Records excerpted from a collection
::::::::

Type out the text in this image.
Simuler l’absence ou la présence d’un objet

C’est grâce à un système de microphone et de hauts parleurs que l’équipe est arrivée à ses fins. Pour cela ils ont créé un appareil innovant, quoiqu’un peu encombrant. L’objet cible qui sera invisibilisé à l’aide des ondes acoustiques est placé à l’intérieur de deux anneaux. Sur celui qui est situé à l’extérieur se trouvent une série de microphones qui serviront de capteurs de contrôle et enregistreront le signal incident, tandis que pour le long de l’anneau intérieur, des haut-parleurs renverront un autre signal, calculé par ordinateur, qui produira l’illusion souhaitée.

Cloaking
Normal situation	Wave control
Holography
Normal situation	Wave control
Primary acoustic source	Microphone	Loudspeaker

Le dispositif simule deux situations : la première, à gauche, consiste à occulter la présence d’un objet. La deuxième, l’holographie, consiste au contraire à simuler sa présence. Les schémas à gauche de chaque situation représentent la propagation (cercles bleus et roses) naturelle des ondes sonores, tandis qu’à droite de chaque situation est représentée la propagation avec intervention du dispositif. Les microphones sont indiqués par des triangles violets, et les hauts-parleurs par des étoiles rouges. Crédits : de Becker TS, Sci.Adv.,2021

::::::::

SET TASK — Write out all the lines again, exactly as they are.

ANSWER TO THIS PROBLEM —
Type out the text in this image.
Simuler l’absence ou la présence d’un objet

C’est grâce à un système de microphone et de hauts parleurs que l’équipe est arrivée à ses fins. Pour cela ils ont créé un appareil innovant, quoiqu’un peu encombrant. L’objet cible qui sera invisibilisé à l’aide des ondes acoustiques est placé à l’intérieur de deux anneaux. Sur celui qui est situé à l’extérieur se trouvent une série de microphones qui serviront de capteurs de contrôle et enregistreront le signal incident, tandis que pour le long de l’anneau intérieur, des haut-parleurs renverront un autre signal, calculé par ordinateur, qui produira l’illusion souhaitée.

Cloaking
Normal situation	Wave control
Holography
Normal situation	Wave control
Primary acoustic source	Microphone	Loudspeaker

Le dispositif simule deux situations : la première, à gauche, consiste à occulter la présence d’un objet. La deuxième, l’holographie, consiste au contraire à simuler sa présence. Les schémas à gauche de chaque situation représentent la propagation (cercles bleus et roses) naturelle des ondes sonores, tandis qu’à droite de chaque situation est représentée la propagation avec intervention du dispositif. Les microphones sont indiqués par des triangles violets, et les hauts-parleurs par des étoiles rouges. Crédits : de Becker TS, Sci.Adv.,2021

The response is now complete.